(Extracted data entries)
============================================================

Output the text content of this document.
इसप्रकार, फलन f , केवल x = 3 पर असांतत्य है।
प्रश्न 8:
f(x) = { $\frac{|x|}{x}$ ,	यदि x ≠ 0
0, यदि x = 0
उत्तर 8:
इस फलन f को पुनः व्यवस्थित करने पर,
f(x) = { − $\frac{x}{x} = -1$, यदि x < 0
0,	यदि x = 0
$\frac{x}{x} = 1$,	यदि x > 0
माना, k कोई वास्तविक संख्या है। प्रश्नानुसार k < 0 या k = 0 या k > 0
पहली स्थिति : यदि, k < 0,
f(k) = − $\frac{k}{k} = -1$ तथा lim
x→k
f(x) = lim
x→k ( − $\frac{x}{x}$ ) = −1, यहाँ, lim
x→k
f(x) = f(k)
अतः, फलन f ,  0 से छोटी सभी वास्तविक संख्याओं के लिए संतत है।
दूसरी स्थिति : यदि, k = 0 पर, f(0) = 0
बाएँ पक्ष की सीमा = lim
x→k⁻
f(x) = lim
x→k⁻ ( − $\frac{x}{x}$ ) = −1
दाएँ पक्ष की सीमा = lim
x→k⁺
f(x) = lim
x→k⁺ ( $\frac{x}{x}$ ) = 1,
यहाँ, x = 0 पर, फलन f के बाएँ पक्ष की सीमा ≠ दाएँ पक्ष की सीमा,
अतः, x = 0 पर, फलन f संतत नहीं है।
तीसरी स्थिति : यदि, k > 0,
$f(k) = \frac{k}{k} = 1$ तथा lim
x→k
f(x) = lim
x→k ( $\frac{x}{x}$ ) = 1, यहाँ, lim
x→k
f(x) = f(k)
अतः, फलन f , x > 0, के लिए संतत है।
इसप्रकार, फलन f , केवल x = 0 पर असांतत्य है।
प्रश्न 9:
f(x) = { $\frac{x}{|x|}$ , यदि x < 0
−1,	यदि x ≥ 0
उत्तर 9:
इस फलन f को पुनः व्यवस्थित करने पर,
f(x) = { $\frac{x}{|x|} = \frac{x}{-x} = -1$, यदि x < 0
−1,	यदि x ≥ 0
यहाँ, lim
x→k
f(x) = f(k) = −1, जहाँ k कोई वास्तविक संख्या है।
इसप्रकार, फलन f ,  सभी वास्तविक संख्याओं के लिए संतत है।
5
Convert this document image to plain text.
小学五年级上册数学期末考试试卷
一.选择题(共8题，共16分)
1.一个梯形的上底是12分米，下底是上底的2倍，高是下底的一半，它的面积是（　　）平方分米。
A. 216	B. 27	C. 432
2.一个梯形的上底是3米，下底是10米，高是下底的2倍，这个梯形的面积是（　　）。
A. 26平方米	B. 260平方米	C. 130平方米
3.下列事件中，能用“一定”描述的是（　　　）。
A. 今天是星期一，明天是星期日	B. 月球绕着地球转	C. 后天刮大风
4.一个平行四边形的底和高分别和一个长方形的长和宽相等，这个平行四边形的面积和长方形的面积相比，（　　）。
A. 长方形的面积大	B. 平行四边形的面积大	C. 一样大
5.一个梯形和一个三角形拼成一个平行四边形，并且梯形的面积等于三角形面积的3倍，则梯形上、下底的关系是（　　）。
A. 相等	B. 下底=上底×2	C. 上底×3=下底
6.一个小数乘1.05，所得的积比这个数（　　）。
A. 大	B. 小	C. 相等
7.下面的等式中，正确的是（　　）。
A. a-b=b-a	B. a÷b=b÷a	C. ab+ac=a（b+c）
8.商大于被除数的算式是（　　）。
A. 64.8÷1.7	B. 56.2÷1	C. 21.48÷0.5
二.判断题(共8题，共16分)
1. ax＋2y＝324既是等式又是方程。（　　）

============================================================

How many lines of the listing above include the word "frac"? State the number and nothing else.

11